> WHAT TO WORK ON: Look through the listing and locate every line containing the word "name"; copy those lines.

══════════

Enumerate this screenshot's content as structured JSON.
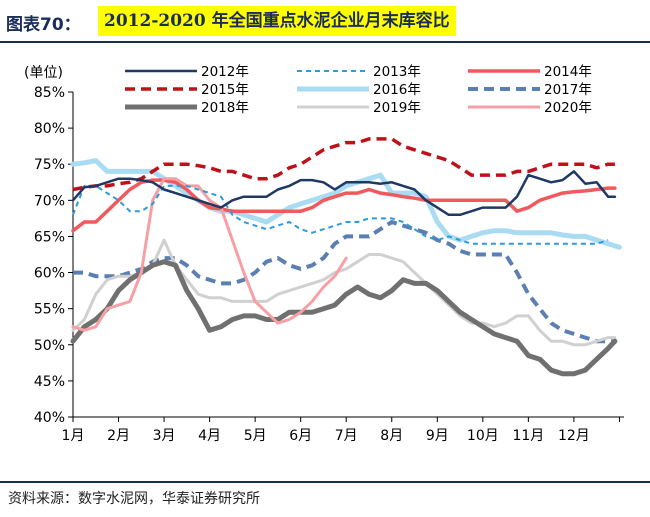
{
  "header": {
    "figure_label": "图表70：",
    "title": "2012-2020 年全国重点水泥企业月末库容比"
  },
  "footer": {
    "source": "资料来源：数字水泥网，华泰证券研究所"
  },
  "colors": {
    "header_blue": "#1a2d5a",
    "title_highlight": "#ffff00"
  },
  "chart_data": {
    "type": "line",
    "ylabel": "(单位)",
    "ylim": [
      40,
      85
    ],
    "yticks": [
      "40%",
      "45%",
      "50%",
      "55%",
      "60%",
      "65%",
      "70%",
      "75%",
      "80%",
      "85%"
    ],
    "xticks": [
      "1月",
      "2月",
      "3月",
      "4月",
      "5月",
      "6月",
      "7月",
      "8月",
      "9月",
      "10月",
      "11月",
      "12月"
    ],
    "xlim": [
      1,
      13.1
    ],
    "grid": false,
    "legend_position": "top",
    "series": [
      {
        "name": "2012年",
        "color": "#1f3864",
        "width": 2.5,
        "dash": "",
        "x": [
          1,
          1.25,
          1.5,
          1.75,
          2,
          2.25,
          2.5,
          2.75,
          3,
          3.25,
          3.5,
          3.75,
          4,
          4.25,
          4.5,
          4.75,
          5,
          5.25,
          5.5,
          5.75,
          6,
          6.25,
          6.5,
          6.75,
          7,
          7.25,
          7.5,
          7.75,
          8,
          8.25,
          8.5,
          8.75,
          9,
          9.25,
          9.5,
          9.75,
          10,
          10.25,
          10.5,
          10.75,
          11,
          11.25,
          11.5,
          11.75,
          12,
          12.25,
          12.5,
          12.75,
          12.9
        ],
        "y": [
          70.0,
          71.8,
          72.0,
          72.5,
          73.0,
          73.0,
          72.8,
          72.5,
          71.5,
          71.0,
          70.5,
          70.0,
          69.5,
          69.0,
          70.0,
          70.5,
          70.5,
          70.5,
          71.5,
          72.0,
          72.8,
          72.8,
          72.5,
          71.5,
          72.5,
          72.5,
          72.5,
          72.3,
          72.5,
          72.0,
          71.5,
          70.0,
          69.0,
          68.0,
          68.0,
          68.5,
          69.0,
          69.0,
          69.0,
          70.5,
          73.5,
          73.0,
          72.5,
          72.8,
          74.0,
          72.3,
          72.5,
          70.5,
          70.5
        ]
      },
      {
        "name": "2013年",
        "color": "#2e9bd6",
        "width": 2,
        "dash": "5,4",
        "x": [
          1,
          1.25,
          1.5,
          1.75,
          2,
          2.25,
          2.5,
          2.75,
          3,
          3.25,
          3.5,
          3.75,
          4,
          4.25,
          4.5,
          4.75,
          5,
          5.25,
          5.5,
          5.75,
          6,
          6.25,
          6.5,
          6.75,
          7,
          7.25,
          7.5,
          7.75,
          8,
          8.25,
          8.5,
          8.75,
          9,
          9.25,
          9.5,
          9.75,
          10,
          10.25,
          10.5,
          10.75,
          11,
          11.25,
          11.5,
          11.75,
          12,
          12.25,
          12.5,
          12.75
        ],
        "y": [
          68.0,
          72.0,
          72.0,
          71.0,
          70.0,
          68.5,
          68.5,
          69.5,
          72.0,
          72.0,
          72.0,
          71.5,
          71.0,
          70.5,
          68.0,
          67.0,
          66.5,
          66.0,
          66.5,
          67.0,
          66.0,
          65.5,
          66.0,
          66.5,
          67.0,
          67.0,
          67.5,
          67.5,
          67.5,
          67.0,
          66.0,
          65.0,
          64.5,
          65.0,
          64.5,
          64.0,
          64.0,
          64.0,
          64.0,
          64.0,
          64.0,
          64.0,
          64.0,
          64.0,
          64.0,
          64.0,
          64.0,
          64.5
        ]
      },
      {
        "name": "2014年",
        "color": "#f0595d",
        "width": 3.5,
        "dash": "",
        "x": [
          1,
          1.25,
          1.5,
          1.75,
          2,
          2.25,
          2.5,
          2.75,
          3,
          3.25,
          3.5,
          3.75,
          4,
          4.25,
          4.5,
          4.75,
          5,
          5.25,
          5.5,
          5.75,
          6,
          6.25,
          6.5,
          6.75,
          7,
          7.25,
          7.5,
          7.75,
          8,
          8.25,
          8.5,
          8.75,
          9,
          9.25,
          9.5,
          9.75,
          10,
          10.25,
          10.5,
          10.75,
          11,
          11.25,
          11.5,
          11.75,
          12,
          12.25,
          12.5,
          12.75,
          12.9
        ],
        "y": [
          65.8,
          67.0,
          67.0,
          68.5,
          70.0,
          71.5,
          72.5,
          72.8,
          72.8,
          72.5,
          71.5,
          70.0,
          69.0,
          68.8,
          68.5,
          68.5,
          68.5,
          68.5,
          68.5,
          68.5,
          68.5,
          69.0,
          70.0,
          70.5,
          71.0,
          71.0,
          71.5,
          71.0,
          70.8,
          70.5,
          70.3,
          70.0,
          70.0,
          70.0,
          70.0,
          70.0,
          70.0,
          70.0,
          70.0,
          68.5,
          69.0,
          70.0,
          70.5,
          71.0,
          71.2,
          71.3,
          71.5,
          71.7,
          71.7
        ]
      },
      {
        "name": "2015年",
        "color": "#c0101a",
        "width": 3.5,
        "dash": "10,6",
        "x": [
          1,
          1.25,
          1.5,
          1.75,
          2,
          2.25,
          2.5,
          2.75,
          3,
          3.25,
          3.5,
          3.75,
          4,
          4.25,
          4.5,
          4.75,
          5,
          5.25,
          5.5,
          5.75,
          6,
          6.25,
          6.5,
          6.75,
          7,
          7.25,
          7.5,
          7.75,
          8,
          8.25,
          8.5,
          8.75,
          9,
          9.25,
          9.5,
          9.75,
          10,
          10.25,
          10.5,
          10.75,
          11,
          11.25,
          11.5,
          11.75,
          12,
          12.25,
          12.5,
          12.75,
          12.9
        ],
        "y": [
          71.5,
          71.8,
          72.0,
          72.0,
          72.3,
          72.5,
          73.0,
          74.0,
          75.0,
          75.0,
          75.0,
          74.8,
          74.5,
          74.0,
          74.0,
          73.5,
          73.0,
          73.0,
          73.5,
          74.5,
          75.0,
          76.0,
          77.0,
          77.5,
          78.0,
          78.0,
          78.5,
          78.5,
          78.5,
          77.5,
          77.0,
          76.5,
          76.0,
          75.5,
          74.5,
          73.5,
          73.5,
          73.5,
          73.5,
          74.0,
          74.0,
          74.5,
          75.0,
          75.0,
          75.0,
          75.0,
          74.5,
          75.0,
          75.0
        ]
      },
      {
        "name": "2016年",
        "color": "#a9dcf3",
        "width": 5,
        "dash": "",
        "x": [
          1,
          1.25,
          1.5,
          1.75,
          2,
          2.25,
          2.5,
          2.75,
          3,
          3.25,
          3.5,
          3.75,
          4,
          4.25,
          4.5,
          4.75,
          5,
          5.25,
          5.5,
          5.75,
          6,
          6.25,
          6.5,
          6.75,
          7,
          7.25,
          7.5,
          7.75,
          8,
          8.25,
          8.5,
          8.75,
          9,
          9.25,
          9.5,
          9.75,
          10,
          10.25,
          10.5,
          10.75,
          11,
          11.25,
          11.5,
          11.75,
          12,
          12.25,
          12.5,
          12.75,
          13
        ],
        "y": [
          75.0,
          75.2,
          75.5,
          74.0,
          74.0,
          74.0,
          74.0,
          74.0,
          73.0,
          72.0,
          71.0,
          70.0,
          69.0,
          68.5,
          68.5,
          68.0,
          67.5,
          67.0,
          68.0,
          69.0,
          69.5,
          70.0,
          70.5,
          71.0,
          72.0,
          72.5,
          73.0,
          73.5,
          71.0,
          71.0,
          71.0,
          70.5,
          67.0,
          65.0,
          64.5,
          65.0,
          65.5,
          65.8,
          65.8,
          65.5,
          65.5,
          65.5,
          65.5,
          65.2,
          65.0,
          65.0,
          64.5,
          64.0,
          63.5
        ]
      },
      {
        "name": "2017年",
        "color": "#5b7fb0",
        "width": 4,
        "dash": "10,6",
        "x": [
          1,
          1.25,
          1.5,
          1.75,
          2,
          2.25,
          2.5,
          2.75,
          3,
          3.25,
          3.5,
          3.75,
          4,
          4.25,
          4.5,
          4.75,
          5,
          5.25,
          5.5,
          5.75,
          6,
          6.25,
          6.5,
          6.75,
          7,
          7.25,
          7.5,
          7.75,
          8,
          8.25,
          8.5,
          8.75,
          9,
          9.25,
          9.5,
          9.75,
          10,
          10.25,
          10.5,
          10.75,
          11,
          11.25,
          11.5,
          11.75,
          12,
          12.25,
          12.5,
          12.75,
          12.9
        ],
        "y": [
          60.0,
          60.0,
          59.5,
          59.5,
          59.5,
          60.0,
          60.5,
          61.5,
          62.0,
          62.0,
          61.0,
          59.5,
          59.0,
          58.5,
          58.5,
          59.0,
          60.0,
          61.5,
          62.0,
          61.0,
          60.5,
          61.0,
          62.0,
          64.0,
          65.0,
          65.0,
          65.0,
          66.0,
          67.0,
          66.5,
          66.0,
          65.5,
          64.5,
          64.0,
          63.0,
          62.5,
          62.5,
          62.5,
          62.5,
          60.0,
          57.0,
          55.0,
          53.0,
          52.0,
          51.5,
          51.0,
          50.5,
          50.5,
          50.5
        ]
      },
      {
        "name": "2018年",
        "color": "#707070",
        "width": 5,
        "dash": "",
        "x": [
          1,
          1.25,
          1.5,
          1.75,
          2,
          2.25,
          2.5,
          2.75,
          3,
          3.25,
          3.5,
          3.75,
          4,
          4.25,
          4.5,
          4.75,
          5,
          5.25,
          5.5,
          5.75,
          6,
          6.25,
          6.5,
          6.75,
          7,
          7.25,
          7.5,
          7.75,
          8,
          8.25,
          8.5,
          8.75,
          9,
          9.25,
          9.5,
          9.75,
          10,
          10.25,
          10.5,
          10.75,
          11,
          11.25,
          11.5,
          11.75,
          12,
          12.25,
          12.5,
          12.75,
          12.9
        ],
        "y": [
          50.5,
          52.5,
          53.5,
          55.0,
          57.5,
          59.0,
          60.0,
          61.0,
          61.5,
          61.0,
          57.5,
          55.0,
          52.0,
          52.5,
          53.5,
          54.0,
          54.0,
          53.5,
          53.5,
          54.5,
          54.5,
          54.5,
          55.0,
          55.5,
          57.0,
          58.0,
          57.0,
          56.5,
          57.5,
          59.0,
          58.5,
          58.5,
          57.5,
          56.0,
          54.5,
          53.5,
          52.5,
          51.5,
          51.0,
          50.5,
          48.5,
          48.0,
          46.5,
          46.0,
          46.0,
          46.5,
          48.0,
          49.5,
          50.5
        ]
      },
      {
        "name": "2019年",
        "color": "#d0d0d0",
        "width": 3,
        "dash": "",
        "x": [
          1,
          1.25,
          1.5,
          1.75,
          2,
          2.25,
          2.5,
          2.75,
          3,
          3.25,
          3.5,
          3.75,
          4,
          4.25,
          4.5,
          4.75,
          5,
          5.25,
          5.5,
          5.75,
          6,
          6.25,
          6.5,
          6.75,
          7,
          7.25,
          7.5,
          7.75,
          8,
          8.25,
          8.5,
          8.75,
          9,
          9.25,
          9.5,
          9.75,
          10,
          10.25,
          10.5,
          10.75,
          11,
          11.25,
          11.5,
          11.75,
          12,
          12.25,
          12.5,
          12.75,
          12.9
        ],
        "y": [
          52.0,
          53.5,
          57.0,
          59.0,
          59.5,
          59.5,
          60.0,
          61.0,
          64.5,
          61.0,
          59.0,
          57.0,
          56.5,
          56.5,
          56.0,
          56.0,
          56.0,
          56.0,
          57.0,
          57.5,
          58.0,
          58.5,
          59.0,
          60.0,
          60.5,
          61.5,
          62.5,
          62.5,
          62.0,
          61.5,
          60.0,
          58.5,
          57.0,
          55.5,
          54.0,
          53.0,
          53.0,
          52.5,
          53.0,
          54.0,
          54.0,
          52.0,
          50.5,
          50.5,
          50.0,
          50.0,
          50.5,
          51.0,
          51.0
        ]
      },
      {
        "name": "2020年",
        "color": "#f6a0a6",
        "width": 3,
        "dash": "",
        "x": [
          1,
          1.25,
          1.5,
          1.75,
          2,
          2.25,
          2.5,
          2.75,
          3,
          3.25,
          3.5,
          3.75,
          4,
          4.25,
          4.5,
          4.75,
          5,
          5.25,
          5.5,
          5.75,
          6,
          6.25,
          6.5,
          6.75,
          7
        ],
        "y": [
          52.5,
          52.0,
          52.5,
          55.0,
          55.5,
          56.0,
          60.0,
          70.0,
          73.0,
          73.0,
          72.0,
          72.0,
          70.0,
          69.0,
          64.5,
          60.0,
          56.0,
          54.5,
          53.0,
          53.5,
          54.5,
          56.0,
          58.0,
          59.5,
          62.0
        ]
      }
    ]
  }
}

══════════

> SOLVED EXERCISE:
        "name": "2012年",
        "name": "2013年",
        "name": "2014年",
        "name": "2015年",
        "name": "2016年",
        "name": "2017年",
        "name": "2018年",
        "name": "2019年",
        "name": "2020年",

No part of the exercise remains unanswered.